- **Aim**: Of the lines in this material, how many contain "snack"? Answer with a single number only.

## START Extracted data

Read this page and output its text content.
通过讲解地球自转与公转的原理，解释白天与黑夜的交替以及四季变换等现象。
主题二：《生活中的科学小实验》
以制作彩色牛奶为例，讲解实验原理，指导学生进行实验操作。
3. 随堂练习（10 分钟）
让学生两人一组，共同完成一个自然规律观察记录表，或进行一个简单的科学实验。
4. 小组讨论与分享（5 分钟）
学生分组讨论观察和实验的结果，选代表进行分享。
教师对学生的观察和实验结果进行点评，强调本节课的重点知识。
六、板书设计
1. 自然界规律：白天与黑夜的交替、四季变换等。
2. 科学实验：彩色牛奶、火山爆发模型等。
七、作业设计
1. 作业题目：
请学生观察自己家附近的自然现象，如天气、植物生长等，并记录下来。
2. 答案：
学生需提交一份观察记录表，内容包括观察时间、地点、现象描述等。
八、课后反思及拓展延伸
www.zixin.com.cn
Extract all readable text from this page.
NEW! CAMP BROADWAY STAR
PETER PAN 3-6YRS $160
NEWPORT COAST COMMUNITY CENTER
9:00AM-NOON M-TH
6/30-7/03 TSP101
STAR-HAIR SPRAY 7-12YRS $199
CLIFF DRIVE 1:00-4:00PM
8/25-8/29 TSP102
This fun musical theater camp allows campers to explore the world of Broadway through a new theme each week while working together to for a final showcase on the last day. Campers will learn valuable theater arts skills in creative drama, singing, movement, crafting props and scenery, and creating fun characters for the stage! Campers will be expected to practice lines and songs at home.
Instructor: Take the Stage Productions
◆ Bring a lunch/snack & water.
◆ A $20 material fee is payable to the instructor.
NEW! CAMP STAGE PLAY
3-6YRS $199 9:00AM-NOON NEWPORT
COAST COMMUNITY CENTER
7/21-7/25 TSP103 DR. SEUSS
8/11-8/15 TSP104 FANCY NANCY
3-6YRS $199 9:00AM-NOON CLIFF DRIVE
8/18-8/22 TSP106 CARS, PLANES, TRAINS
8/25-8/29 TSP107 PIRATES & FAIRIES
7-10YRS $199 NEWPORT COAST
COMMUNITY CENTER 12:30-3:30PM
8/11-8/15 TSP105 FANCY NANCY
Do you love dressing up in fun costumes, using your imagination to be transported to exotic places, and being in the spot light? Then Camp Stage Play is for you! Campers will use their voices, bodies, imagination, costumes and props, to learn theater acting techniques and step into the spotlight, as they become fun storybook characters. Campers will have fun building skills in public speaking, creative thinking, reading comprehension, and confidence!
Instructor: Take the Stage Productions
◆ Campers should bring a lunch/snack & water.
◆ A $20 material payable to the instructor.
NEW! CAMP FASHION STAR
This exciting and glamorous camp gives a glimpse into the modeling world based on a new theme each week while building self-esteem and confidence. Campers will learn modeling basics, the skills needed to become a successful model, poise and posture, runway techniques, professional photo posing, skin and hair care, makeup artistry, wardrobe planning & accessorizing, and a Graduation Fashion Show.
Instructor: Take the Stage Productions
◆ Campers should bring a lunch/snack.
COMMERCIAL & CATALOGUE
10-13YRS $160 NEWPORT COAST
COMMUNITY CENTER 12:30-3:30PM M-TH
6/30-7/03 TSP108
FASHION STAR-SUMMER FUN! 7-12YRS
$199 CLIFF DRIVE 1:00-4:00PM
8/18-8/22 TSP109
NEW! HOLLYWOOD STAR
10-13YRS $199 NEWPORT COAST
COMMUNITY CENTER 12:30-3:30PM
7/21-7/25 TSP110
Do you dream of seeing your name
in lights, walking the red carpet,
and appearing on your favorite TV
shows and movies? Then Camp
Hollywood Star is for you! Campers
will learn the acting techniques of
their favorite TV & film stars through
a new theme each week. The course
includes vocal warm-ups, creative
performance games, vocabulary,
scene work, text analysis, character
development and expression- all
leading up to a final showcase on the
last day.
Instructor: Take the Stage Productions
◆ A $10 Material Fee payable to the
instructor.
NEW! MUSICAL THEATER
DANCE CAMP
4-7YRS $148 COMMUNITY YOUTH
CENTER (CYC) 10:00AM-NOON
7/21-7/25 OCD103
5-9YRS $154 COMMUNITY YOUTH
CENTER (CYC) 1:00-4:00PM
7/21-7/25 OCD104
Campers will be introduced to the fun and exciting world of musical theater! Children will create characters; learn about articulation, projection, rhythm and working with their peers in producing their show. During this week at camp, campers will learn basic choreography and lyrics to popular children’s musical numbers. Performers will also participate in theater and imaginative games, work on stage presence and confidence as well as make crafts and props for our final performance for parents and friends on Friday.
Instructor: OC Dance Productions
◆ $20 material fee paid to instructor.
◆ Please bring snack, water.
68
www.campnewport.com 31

## END Extracted data

- **Task answer**: 4